Your job is to restate each entry word for word.

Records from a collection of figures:
*****
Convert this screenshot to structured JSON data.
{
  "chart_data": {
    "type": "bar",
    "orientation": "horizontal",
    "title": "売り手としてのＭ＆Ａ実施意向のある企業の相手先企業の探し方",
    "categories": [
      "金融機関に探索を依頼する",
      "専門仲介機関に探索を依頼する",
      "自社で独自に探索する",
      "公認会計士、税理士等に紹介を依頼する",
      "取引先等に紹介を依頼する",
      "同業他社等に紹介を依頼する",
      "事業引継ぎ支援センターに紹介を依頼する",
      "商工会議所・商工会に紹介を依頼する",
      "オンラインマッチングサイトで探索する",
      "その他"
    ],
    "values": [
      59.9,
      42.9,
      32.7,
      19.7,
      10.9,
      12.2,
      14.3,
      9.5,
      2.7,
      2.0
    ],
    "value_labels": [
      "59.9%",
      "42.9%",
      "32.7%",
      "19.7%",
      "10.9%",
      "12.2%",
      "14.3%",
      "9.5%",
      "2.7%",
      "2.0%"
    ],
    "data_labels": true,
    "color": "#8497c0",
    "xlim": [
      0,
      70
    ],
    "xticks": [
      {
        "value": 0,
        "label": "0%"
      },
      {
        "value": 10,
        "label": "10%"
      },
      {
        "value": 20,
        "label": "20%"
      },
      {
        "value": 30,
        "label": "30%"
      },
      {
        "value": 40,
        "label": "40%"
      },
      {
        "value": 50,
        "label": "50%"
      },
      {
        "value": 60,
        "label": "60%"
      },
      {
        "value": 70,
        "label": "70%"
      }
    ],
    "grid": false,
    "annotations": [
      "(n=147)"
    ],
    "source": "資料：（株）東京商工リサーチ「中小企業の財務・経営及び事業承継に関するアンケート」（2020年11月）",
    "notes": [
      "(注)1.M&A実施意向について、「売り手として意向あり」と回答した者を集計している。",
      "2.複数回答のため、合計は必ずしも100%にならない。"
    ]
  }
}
*****
RESPONSE TO THE EXERCISE:
Convert this screenshot to structured JSON data.
{
  "chart_data": {
    "type": "bar",
    "orientation": "horizontal",
    "title": "売り手としてのＭ＆Ａ実施意向のある企業の相手先企業の探し方",
    "categories": [
      "金融機関に探索を依頼する",
      "専門仲介機関に探索を依頼する",
      "自社で独自に探索する",
      "公認会計士、税理士等に紹介を依頼する",
      "取引先等に紹介を依頼する",
      "同業他社等に紹介を依頼する",
      "事業引継ぎ支援センターに紹介を依頼する",
      "商工会議所・商工会に紹介を依頼する",
      "オンラインマッチングサイトで探索する",
      "その他"
    ],
    "values": [
      59.9,
      42.9,
      32.7,
      19.7,
      10.9,
      12.2,
      14.3,
      9.5,
      2.7,
      2.0
    ],
    "value_labels": [
      "59.9%",
      "42.9%",
      "32.7%",
      "19.7%",
      "10.9%",
      "12.2%",
      "14.3%",
      "9.5%",
      "2.7%",
      "2.0%"
    ],
    "data_labels": true,
    "color": "#8497c0",
    "xlim": [
      0,
      70
    ],
    "xticks": [
      {
        "value": 0,
        "label": "0%"
      },
      {
        "value": 10,
        "label": "10%"
      },
      {
        "value": 20,
        "label": "20%"
      },
      {
        "value": 30,
        "label": "30%"
      },
      {
        "value": 40,
        "label": "40%"
      },
      {
        "value": 50,
        "label": "50%"
      },
      {
        "value": 60,
        "label": "60%"
      },
      {
        "value": 70,
        "label": "70%"
      }
    ],
    "grid": false,
    "annotations": [
      "(n=147)"
    ],
    "source": "資料：（株）東京商工リサーチ「中小企業の財務・経営及び事業承継に関するアンケート」（2020年11月）",
    "notes": [
      "(注)1.M&A実施意向について、「売り手として意向あり」と回答した者を集計している。",
      "2.複数回答のため、合計は必ずしも100%にならない。"
    ]
  }
}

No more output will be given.